Copy out every line containing the word "points".
===============
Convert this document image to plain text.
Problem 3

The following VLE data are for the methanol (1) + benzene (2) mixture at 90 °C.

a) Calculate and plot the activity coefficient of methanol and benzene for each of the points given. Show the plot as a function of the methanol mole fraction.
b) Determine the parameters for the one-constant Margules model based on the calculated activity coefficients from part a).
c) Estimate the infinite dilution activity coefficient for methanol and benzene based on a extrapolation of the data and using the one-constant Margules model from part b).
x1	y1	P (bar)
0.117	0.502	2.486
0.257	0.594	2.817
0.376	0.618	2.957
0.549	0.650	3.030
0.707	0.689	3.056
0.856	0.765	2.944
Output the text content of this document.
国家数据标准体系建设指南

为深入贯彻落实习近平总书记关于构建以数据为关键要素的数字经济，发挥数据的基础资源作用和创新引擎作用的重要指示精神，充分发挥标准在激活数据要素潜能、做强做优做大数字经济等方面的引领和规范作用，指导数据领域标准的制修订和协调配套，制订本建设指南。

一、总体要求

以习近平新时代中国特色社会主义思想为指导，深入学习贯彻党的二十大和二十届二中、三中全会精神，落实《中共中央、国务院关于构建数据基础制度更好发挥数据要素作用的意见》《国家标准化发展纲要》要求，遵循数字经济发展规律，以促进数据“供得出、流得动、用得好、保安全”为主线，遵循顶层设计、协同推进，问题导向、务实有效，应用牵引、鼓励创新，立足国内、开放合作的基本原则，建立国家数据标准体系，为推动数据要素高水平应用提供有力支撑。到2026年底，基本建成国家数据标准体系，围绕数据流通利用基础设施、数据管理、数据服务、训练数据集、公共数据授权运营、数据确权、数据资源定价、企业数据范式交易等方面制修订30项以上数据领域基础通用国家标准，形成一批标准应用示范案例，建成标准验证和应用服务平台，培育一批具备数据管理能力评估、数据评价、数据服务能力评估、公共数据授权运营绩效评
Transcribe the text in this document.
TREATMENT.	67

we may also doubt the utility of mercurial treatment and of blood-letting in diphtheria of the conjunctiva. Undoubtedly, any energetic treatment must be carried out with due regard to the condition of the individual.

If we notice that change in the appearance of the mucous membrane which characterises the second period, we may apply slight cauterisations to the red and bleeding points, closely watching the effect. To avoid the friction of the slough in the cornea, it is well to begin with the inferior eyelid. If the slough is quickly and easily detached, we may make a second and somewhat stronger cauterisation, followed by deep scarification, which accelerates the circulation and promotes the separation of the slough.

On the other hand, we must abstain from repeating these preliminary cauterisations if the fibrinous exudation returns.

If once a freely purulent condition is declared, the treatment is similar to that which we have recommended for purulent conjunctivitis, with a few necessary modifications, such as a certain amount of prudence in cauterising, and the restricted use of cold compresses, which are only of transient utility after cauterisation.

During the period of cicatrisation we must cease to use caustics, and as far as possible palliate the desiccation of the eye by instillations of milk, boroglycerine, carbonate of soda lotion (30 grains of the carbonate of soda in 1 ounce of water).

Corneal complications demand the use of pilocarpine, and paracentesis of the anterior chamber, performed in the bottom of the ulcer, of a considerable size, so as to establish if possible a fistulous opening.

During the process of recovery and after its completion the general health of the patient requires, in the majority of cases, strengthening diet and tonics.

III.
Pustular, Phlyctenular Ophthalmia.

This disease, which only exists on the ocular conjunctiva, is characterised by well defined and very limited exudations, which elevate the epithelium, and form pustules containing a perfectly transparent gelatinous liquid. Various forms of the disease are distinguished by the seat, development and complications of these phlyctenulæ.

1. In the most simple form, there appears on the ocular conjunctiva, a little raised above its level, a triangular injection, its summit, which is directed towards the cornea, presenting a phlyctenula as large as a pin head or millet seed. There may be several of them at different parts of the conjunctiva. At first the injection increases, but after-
===============
__Exercise response__.
a) Calculate and plot the activity coefficient of methanol and benzene for each of the points given. Show the plot as a function of the methanol mole fraction.
If we notice that change in the appearance of the mucous membrane which characterises the second period, we may apply slight cauterisations to the red and bleeding points, closely watching the effect. To avoid the friction of the slough in the cornea, it is well to begin with the inferior eyelid. If the slough is quickly and easily detached, we may make a second and somewhat stronger cauterisation, followed by deep scarification, which accelerates the circulation and promotes the separation of the slough.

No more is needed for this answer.